Reformat every line of the material as a numbered list, omitting blank lines.

Element and coordinate records
::::
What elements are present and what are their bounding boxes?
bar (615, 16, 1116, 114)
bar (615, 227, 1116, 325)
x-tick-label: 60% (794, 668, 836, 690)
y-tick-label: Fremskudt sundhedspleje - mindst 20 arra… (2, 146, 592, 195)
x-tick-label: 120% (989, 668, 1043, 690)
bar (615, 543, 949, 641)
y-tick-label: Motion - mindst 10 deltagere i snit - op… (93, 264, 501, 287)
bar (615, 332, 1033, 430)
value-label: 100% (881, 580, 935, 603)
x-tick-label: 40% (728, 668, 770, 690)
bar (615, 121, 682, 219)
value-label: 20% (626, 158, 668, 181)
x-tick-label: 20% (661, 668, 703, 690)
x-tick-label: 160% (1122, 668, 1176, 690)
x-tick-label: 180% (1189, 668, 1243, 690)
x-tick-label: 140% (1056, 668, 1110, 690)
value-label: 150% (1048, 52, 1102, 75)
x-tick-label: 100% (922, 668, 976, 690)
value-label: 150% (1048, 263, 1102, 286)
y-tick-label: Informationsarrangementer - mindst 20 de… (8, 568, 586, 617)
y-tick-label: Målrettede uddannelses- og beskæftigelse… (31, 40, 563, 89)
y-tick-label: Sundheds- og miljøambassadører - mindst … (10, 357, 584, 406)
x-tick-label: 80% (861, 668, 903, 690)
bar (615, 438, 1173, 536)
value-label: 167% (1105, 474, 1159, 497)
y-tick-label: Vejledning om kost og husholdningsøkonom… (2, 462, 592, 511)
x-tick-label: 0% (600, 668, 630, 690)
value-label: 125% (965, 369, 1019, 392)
::::
* [THE COMPLETED TASK]:
1. What elements are present and what are their bounding boxes?
2. bar (615, 16, 1116, 114)
3. bar (615, 227, 1116, 325)
4. x-tick-label: 60% (794, 668, 836, 690)
5. y-tick-label: Fremskudt sundhedspleje - mindst 20 arra… (2, 146, 592, 195)
6. x-tick-label: 120% (989, 668, 1043, 690)
7. bar (615, 543, 949, 641)
8. y-tick-label: Motion - mindst 10 deltagere i snit - op… (93, 264, 501, 287)
9. bar (615, 332, 1033, 430)
10. value-label: 100% (881, 580, 935, 603)
11. x-tick-label: 40% (728, 668, 770, 690)
12. bar (615, 121, 682, 219)
13. value-label: 20% (626, 158, 668, 181)
14. x-tick-label: 20% (661, 668, 703, 690)
15. x-tick-label: 160% (1122, 668, 1176, 690)
16. x-tick-label: 180% (1189, 668, 1243, 690)
17. x-tick-label: 140% (1056, 668, 1110, 690)
18. value-label: 150% (1048, 52, 1102, 75)
19. x-tick-label: 100% (922, 668, 976, 690)
20. value-label: 150% (1048, 263, 1102, 286)
21. y-tick-label: Informationsarrangementer - mindst 20 de… (8, 568, 586, 617)
22. y-tick-label: Målrettede uddannelses- og beskæftigelse… (31, 40, 563, 89)
23. y-tick-label: Sundheds- og miljøambassadører - mindst … (10, 357, 584, 406)
24. x-tick-label: 80% (861, 668, 903, 690)
25. bar (615, 438, 1173, 536)
26. value-label: 167% (1105, 474, 1159, 497)
27. y-tick-label: Vejledning om kost og husholdningsøkonom… (2, 462, 592, 511)
28. x-tick-label: 0% (600, 668, 630, 690)
29. value-label: 125% (965, 369, 1019, 392)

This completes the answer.